- _Exercise text_
----------

I’ve never eaten meat in my entire life. My mom and dad raised me vegetarian and it stuck.
I’ve always thought of meat the same way that I think about cocaine or acid; if I’ve gone this long without it, I’m probably good.
Over three decades without meat and over half of a decade without dairy has been awesome.
The comments and questions below have made it even more awesome.
These are real comments and questions that I’ve gotten over the years that have amused me. Trust me, I couldn’t make this shit up.
1) “Don’t you miss meat?”
This was after I explained to my girlfriend’s mom that I had been vegetarian my whole life. Some people just can’t wrap their head around it! Bless her heart, every time we go back to Malaysia she takes me out to the newest veg restaurants.
2) “I didn’t know vegans could be so…voluptuous!”
I was at a networking event in San Francisco and it was 6am. SO not an appropriate place or time for this comment. Apparently he didn’t get the memo that he was tacky or that all vegans aren’t stick thin. (side note: witnessing people kiss each other’s asses at 6am is not advised.)
3) “I really want to give up meat after my kids are grown because I don’t want to compromise their growth. Is that a good idea?”
I grew up just fine (see point #2, above).
4) “Yes, we do have vegetarian food! Vegetarians eat chicken, right?”
Bless the taco truck guy’s heart because he was being totally sincere and he really thought that chicken was in the vegetarian food category.
5) “So, you want a cheeseburger with no burger? Sorry, we don’t have a button for that.”
Said the McDonald’s employee to me when I was 10 years old and attempting to be “cool” by having lunch at McDonald’s with my friends. They never could figure out how to ring up that burger-less burger, so I got fries instead.
6) “You want a ham sandwich with no ham? I don’t understand. I don’t understand! Why no ham? Why no ham?!”
Said the German room service worker on a trip to Berlin. I think he did understand, he was just really irritated by the thought of a meatless sandwich.

----------

- _Assigned task A_
Transcribe the stretch of the essay on a meat-free life from "These are real" through "is not advised.)".
- _Assigned task B_
In the essay on a meat-free life, at what hour did the networking event in San Francisco take place?
- _Assigned task C_
Take the essay on a meat-free life further, beginning after its final sentence.

- _Extracted records_
----------

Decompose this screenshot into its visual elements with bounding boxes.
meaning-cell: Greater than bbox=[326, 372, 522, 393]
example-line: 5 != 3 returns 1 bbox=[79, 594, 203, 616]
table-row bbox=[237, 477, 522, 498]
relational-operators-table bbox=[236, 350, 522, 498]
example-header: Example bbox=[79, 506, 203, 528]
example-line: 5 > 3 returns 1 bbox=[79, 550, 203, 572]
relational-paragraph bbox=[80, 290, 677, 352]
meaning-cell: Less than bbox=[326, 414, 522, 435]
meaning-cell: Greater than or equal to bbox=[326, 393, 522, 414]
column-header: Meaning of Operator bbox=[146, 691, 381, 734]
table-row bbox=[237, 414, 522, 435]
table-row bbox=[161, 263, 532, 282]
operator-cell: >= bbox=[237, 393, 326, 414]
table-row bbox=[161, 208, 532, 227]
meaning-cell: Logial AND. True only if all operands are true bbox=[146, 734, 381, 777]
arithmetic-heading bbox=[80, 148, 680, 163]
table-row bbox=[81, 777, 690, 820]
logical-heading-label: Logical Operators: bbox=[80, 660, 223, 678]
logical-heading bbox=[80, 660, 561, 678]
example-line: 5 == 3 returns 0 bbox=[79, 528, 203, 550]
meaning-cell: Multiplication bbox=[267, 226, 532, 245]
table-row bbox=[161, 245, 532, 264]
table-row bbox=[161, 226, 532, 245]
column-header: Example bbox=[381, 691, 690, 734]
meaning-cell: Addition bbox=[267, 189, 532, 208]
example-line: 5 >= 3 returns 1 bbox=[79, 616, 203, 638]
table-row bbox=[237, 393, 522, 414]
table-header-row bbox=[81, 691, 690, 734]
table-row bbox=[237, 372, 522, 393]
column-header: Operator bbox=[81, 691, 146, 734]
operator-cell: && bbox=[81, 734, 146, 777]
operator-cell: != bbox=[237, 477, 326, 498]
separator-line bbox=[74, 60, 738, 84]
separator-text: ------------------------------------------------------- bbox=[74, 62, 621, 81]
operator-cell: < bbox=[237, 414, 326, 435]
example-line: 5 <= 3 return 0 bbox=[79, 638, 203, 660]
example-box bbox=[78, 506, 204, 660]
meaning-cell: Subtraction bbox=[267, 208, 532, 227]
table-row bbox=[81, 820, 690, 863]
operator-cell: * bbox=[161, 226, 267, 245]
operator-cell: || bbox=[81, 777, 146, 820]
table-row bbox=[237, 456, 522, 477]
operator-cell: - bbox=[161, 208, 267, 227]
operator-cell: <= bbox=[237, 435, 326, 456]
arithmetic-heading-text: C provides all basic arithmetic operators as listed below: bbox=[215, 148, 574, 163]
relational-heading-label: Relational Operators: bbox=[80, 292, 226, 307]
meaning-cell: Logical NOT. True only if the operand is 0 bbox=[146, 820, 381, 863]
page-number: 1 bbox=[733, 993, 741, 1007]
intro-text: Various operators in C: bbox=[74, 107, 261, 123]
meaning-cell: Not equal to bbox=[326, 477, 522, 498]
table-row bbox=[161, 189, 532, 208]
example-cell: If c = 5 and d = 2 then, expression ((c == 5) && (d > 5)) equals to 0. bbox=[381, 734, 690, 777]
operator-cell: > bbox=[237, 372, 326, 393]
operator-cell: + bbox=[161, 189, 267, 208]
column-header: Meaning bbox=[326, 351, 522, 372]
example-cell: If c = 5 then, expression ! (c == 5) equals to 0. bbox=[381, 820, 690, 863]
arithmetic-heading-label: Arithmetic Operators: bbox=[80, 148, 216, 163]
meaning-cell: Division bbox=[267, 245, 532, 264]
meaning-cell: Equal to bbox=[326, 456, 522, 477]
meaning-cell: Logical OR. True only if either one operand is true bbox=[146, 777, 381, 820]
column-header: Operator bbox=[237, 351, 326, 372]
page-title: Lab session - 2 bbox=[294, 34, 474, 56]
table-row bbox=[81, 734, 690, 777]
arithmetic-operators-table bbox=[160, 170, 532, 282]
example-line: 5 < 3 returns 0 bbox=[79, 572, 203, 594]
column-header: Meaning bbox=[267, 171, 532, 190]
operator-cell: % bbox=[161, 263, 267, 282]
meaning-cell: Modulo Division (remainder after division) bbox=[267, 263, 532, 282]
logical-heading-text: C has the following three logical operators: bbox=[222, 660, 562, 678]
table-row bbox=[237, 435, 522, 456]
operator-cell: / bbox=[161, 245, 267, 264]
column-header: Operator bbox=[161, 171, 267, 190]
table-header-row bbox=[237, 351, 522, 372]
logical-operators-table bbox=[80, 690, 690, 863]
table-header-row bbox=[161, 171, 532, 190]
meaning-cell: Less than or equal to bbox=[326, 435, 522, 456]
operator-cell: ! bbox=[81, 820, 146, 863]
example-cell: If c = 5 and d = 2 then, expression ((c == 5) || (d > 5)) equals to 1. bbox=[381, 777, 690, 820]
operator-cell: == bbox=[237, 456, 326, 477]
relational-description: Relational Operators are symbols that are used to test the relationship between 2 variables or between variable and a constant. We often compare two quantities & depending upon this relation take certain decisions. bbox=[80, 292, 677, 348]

----------

- _Expected answer A_
These are real comments and questions that I’ve gotten over the years that have amused me. Trust me, I couldn’t make this shit up.
1) “Don’t you miss meat?”
This was after I explained to my girlfriend’s mom that I had been vegetarian my whole life. Some people just can’t wrap their head around it! Bless her heart, every time we go back to Malaysia she takes me out to the newest veg restaurants.
2) “I didn’t know vegans could be so…voluptuous!”
I was at a networking event in San Francisco and it was 6am. SO not an appropriate place or time for this comment. Apparently he didn’t get the memo that he was tacky or that all vegans aren’t stick thin. (side note: witnessing people kiss each other’s asses at 6am is not advised.)

- _Expected answer B_
It took place at 6am.

- _Expected answer C_
7) “You don’t eat meat? No wonder you’re so pale.”
First of all, what kind of logic is this? Secondly I was two chromosomes away from being born an albino. My skin has been practically see through since I came out of the womb. It has nothing to do with not eating meat.
8) “Would you eat eggs if they came from my chickens that I have raised in my yard with lots and lots of love?”
Says a friend of mine, EVERY TIME I SEE HER.
Why are we having this conversation again??? I don’t want to eat eggs, give it up! (and yes, she lives in Oakland. Shocker.)
9) “Are you sure you don’t want to come fishing with us?”
I know that fishing is fun for a lot of people, but even if I did eat fish, I think it is the most boring thing to do maybe ever. So no, I’m positive that I don’t want to go fishing with you for so many reasons.
Are those some doozies or what?
It’s worth noting that none of these things actually offended me. I’d rather people ask than assume, because assuming is shitty. I know that I’ve asked my share of questions about meat in my life, having absolutely zero experience with it.
- For instance, how do you know what meat comes cooked and what meat does not? For example, some hot dogs come cooked and some don’t. How do you know? Does it say it on the package? Do you have to examine the color?
- Also, how do you know when meat is done cooking? Surely not everyone uses a cooking thermometer every time they cook meat. Or do they?
These are the things I wonder about, so I totally get that people are curious about someone who has never ingested meat.
If you have any questions for me, have at it in the comments below.
In the meantime, here’s a super simple soup recipe for you. It’s easy to make, ultra healing, and it is the most comfort I’ve ever had in a bowl.
Miso Soup with Burdock, Daikon and Mushrooms
Miso Soup with Burdock, Daikon and Mushrooms
- 1 tablespoon ginger 8g, peeled and chopped
- 1/2 cup burdock 50g, outer skin peeled and cut into 1-inch matchsticks
- 1 cup daikon 130g, cut into thin rounds and then cut into quarters
- 1/2 cup carrot 70g, sliced into thin rounds
- 6 cups water 1.4 liter
- 1 cup mushrooms 70g, sliced
- 1/4 cup miso 60g
- 2 tablespoons green onions 20g, chopped. White and green parts.
Heat a medium sized pot and saute the ginger, burdock, daikon and carrot for 2 minutes on medium - low heat.
Add water and mushrooms and bring to a boil, turn heat down a little and simmer for 10 minutes.
Turn off heat and add the miso and the green onions.
Cover the pot with a lid and let sit for 10 minutes.
After 10 minutes, stir the soup. If all of the miso is not yet dissolved then use a whisk and gently whisk until miso is entirely dissolved.
Never boil miso, this will kill off the beneficial bacteria that makes miso so healthy.